Quote the full listing word for word.

::: DATASET EXTRACT :::

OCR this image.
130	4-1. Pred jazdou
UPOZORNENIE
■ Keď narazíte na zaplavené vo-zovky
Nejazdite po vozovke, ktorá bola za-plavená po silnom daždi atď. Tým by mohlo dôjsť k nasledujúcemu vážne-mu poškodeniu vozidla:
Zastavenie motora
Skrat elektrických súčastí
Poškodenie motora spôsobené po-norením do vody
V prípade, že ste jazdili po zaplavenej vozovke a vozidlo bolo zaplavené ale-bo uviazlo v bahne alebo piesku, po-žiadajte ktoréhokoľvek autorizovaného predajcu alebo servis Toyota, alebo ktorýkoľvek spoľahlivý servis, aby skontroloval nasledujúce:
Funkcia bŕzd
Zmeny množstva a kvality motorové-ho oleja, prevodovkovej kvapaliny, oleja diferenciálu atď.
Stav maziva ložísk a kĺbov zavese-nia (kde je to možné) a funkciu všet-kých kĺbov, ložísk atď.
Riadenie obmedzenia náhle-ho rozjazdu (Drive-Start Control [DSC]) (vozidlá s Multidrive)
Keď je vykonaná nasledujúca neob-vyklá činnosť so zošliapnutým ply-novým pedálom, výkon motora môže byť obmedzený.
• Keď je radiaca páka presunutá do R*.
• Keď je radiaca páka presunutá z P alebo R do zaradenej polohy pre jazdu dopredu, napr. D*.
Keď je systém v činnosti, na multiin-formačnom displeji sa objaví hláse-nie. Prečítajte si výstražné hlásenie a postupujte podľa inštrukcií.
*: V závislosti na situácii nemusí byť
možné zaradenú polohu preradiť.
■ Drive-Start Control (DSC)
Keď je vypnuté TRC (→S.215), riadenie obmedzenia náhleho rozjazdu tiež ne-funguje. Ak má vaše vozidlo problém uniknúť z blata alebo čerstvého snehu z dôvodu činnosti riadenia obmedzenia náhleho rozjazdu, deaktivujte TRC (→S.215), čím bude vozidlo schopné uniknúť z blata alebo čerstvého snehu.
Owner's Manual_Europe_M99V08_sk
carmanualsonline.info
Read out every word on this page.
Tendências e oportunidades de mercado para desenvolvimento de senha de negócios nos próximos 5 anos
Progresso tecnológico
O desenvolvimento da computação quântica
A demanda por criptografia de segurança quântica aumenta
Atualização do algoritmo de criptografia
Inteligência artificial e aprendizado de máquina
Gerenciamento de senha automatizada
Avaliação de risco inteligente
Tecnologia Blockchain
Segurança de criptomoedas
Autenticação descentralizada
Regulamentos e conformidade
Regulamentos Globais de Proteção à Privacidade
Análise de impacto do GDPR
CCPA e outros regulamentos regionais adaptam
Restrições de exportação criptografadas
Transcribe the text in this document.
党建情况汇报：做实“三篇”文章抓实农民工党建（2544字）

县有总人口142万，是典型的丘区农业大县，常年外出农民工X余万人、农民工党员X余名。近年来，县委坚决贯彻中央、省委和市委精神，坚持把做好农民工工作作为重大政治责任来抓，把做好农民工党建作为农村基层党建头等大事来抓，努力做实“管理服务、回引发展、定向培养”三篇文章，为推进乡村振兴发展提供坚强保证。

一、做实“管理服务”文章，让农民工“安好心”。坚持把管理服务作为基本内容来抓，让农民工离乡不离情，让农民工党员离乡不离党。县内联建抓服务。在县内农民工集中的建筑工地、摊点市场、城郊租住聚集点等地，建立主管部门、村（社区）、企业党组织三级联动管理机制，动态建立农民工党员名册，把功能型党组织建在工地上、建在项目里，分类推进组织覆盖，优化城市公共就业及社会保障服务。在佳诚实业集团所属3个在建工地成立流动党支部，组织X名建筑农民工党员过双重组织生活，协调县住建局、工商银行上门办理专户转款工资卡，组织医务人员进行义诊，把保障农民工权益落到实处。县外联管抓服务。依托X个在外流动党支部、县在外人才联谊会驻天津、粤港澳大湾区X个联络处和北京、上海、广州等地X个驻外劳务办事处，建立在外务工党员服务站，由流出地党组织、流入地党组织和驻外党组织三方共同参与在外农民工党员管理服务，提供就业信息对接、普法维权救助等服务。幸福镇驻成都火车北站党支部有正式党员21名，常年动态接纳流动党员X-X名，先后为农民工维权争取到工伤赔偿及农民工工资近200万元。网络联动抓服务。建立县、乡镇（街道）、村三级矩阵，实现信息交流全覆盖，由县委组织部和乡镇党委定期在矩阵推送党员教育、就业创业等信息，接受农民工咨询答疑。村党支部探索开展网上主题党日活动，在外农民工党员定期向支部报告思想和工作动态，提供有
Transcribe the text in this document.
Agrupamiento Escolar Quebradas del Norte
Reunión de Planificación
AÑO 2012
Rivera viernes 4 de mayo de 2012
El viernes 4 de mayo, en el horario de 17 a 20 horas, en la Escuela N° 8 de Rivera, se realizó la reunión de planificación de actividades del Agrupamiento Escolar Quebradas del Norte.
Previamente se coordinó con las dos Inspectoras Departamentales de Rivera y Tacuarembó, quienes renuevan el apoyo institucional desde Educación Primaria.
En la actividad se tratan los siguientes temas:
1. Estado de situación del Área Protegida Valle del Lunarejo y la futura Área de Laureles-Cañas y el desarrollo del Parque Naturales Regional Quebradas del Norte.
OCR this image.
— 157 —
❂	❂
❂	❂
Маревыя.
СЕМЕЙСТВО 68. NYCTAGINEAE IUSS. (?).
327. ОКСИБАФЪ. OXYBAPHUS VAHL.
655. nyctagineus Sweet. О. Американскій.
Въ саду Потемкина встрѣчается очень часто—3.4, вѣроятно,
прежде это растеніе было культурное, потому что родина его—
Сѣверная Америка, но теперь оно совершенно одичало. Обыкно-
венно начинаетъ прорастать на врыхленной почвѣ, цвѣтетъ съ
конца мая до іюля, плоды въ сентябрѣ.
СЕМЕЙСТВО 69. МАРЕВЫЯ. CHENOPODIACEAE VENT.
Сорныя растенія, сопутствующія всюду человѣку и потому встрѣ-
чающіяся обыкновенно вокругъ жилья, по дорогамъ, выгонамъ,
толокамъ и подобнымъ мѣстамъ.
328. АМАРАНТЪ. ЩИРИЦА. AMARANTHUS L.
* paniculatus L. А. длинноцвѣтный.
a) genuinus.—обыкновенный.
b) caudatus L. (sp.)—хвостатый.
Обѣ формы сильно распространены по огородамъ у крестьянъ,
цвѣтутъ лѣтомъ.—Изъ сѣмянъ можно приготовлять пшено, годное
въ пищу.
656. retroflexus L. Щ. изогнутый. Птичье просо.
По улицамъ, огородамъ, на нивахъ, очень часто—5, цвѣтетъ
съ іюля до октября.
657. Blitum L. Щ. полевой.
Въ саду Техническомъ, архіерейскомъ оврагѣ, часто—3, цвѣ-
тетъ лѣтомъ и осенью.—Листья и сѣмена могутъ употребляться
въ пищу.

:::

## THE RESULT
OCR this image.
130	4-1. Pred jazdou
UPOZORNENIE
■ Keď narazíte na zaplavené vo-zovky
Nejazdite po vozovke, ktorá bola za-plavená po silnom daždi atď. Tým by mohlo dôjsť k nasledujúcemu vážne-mu poškodeniu vozidla:
Zastavenie motora
Skrat elektrických súčastí
Poškodenie motora spôsobené po-norením do vody
V prípade, že ste jazdili po zaplavenej vozovke a vozidlo bolo zaplavené ale-bo uviazlo v bahne alebo piesku, po-žiadajte ktoréhokoľvek autorizovaného predajcu alebo servis Toyota, alebo ktorýkoľvek spoľahlivý servis, aby skontroloval nasledujúce:
Funkcia bŕzd
Zmeny množstva a kvality motorové-ho oleja, prevodovkovej kvapaliny, oleja diferenciálu atď.
Stav maziva ložísk a kĺbov zavese-nia (kde je to možné) a funkciu všet-kých kĺbov, ložísk atď.
Riadenie obmedzenia náhle-ho rozjazdu (Drive-Start Control [DSC]) (vozidlá s Multidrive)
Keď je vykonaná nasledujúca neob-vyklá činnosť so zošliapnutým ply-novým pedálom, výkon motora môže byť obmedzený.
• Keď je radiaca páka presunutá do R*.
• Keď je radiaca páka presunutá z P alebo R do zaradenej polohy pre jazdu dopredu, napr. D*.
Keď je systém v činnosti, na multiin-formačnom displeji sa objaví hláse-nie. Prečítajte si výstražné hlásenie a postupujte podľa inštrukcií.
*: V závislosti na situácii nemusí byť
možné zaradenú polohu preradiť.
■ Drive-Start Control (DSC)
Keď je vypnuté TRC (→S.215), riadenie obmedzenia náhleho rozjazdu tiež ne-funguje. Ak má vaše vozidlo problém uniknúť z blata alebo čerstvého snehu z dôvodu činnosti riadenia obmedzenia náhleho rozjazdu, deaktivujte TRC (→S.215), čím bude vozidlo schopné uniknúť z blata alebo čerstvého snehu.
Owner's Manual_Europe_M99V08_sk
carmanualsonline.info
Read out every word on this page.
Tendências e oportunidades de mercado para desenvolvimento de senha de negócios nos próximos 5 anos
Progresso tecnológico
O desenvolvimento da computação quântica
A demanda por criptografia de segurança quântica aumenta
Atualização do algoritmo de criptografia
Inteligência artificial e aprendizado de máquina
Gerenciamento de senha automatizada
Avaliação de risco inteligente
Tecnologia Blockchain
Segurança de criptomoedas
Autenticação descentralizada
Regulamentos e conformidade
Regulamentos Globais de Proteção à Privacidade
Análise de impacto do GDPR
CCPA e outros regulamentos regionais adaptam
Restrições de exportação criptografadas
Transcribe the text in this document.
党建情况汇报：做实“三篇”文章抓实农民工党建（2544字）

县有总人口142万，是典型的丘区农业大县，常年外出农民工X余万人、农民工党员X余名。近年来，县委坚决贯彻中央、省委和市委精神，坚持把做好农民工工作作为重大政治责任来抓，把做好农民工党建作为农村基层党建头等大事来抓，努力做实“管理服务、回引发展、定向培养”三篇文章，为推进乡村振兴发展提供坚强保证。

一、做实“管理服务”文章，让农民工“安好心”。坚持把管理服务作为基本内容来抓，让农民工离乡不离情，让农民工党员离乡不离党。县内联建抓服务。在县内农民工集中的建筑工地、摊点市场、城郊租住聚集点等地，建立主管部门、村（社区）、企业党组织三级联动管理机制，动态建立农民工党员名册，把功能型党组织建在工地上、建在项目里，分类推进组织覆盖，优化城市公共就业及社会保障服务。在佳诚实业集团所属3个在建工地成立流动党支部，组织X名建筑农民工党员过双重组织生活，协调县住建局、工商银行上门办理专户转款工资卡，组织医务人员进行义诊，把保障农民工权益落到实处。县外联管抓服务。依托X个在外流动党支部、县在外人才联谊会驻天津、粤港澳大湾区X个联络处和北京、上海、广州等地X个驻外劳务办事处，建立在外务工党员服务站，由流出地党组织、流入地党组织和驻外党组织三方共同参与在外农民工党员管理服务，提供就业信息对接、普法维权救助等服务。幸福镇驻成都火车北站党支部有正式党员21名，常年动态接纳流动党员X-X名，先后为农民工维权争取到工伤赔偿及农民工工资近200万元。网络联动抓服务。建立县、乡镇（街道）、村三级矩阵，实现信息交流全覆盖，由县委组织部和乡镇党委定期在矩阵推送党员教育、就业创业等信息，接受农民工咨询答疑。村党支部探索开展网上主题党日活动，在外农民工党员定期向支部报告思想和工作动态，提供有
Transcribe the text in this document.
Agrupamiento Escolar Quebradas del Norte
Reunión de Planificación
AÑO 2012
Rivera viernes 4 de mayo de 2012
El viernes 4 de mayo, en el horario de 17 a 20 horas, en la Escuela N° 8 de Rivera, se realizó la reunión de planificación de actividades del Agrupamiento Escolar Quebradas del Norte.
Previamente se coordinó con las dos Inspectoras Departamentales de Rivera y Tacuarembó, quienes renuevan el apoyo institucional desde Educación Primaria.
En la actividad se tratan los siguientes temas:
1. Estado de situación del Área Protegida Valle del Lunarejo y la futura Área de Laureles-Cañas y el desarrollo del Parque Naturales Regional Quebradas del Norte.
OCR this image.
— 157 —
❂	❂
❂	❂
Маревыя.
СЕМЕЙСТВО 68. NYCTAGINEAE IUSS. (?).
327. ОКСИБАФЪ. OXYBAPHUS VAHL.
655. nyctagineus Sweet. О. Американскій.
Въ саду Потемкина встрѣчается очень часто—3.4, вѣроятно,
прежде это растеніе было культурное, потому что родина его—
Сѣверная Америка, но теперь оно совершенно одичало. Обыкно-
венно начинаетъ прорастать на врыхленной почвѣ, цвѣтетъ съ
конца мая до іюля, плоды въ сентябрѣ.
СЕМЕЙСТВО 69. МАРЕВЫЯ. CHENOPODIACEAE VENT.
Сорныя растенія, сопутствующія всюду человѣку и потому встрѣ-
чающіяся обыкновенно вокругъ жилья, по дорогамъ, выгонамъ,
толокамъ и подобнымъ мѣстамъ.
328. АМАРАНТЪ. ЩИРИЦА. AMARANTHUS L.
* paniculatus L. А. длинноцвѣтный.
a) genuinus.—обыкновенный.
b) caudatus L. (sp.)—хвостатый.
Обѣ формы сильно распространены по огородамъ у крестьянъ,
цвѣтутъ лѣтомъ.—Изъ сѣмянъ можно приготовлять пшено, годное
въ пищу.
656. retroflexus L. Щ. изогнутый. Птичье просо.
По улицамъ, огородамъ, на нивахъ, очень часто—5, цвѣтетъ
съ іюля до октября.
657. Blitum L. Щ. полевой.
Въ саду Техническомъ, архіерейскомъ оврагѣ, часто—3, цвѣ-
тетъ лѣтомъ и осенью.—Листья и сѣмена могутъ употребляться
въ пищу.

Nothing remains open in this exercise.